**Exercise**: Leave out the images; return the rest of the data exactly.

**Material for this task**:
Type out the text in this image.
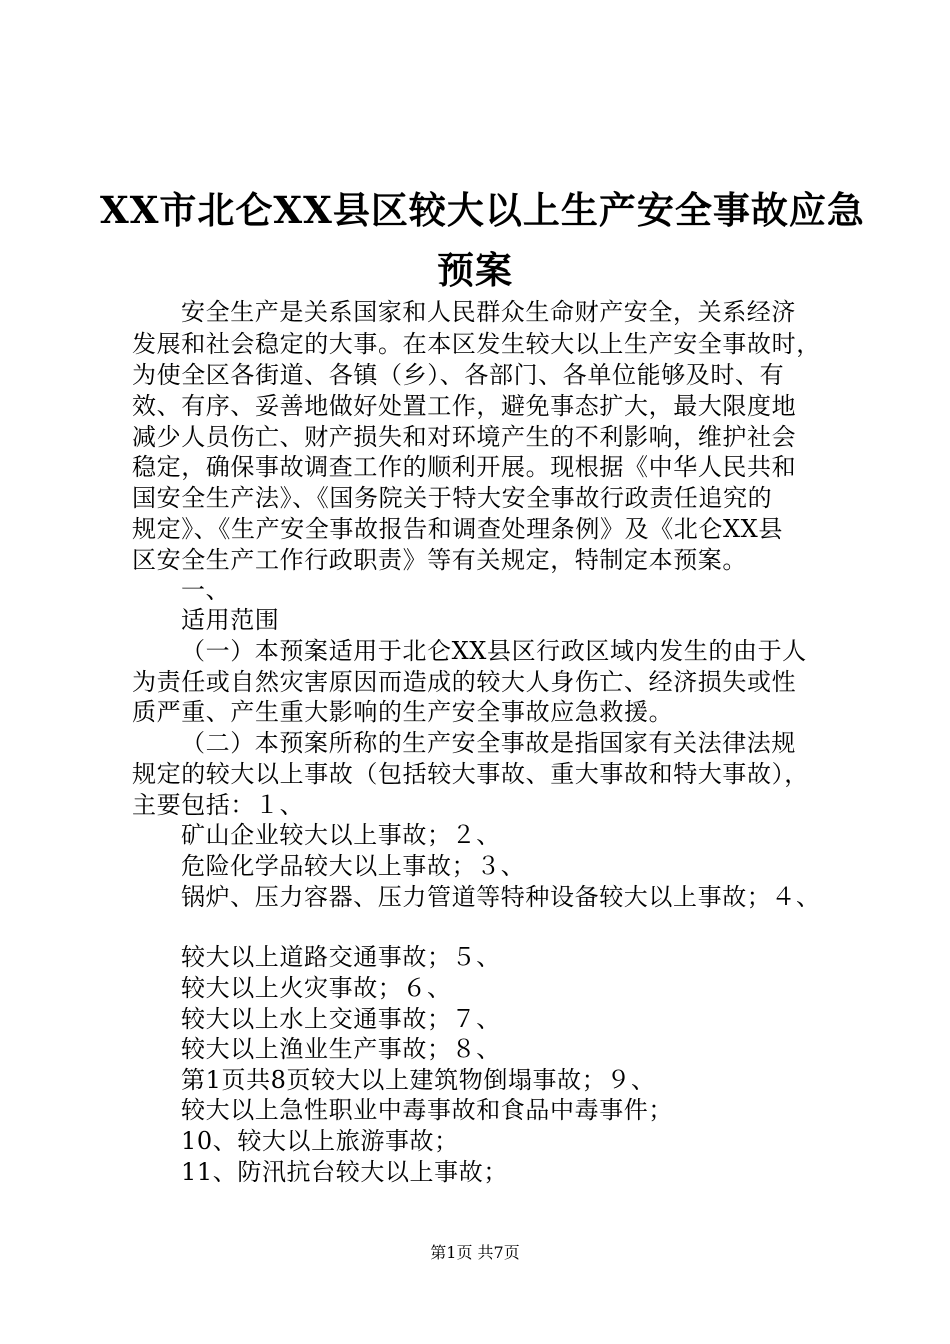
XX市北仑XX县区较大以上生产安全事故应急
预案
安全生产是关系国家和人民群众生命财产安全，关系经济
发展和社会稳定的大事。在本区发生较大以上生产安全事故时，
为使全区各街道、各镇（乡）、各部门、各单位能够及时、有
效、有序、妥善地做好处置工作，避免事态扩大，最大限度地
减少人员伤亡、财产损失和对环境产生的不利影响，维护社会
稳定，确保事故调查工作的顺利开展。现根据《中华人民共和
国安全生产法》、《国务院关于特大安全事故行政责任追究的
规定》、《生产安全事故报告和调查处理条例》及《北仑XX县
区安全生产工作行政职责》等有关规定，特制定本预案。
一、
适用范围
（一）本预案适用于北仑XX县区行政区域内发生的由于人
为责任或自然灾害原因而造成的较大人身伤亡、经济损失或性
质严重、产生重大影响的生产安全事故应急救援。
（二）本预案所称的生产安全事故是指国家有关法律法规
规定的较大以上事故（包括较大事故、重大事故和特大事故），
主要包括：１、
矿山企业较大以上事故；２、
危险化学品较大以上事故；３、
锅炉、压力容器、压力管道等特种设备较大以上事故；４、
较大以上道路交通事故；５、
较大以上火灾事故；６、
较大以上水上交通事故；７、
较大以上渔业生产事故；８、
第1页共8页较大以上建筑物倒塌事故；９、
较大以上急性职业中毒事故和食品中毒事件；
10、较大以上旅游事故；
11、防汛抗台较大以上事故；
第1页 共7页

**Solution to the exercise**:
Type out the text in this image.
XX市北仑XX县区较大以上生产安全事故应急
预案
安全生产是关系国家和人民群众生命财产安全，关系经济
发展和社会稳定的大事。在本区发生较大以上生产安全事故时，
为使全区各街道、各镇（乡）、各部门、各单位能够及时、有
效、有序、妥善地做好处置工作，避免事态扩大，最大限度地
减少人员伤亡、财产损失和对环境产生的不利影响，维护社会
稳定，确保事故调查工作的顺利开展。现根据《中华人民共和
国安全生产法》、《国务院关于特大安全事故行政责任追究的
规定》、《生产安全事故报告和调查处理条例》及《北仑XX县
区安全生产工作行政职责》等有关规定，特制定本预案。
一、
适用范围
（一）本预案适用于北仑XX县区行政区域内发生的由于人
为责任或自然灾害原因而造成的较大人身伤亡、经济损失或性
质严重、产生重大影响的生产安全事故应急救援。
（二）本预案所称的生产安全事故是指国家有关法律法规
规定的较大以上事故（包括较大事故、重大事故和特大事故），
主要包括：１、
矿山企业较大以上事故；２、
危险化学品较大以上事故；３、
锅炉、压力容器、压力管道等特种设备较大以上事故；４、
较大以上道路交通事故；５、
较大以上火灾事故；６、
较大以上水上交通事故；７、
较大以上渔业生产事故；８、
第1页共8页较大以上建筑物倒塌事故；９、
较大以上急性职业中毒事故和食品中毒事件；
10、较大以上旅游事故；
11、防汛抗台较大以上事故；
第1页 共7页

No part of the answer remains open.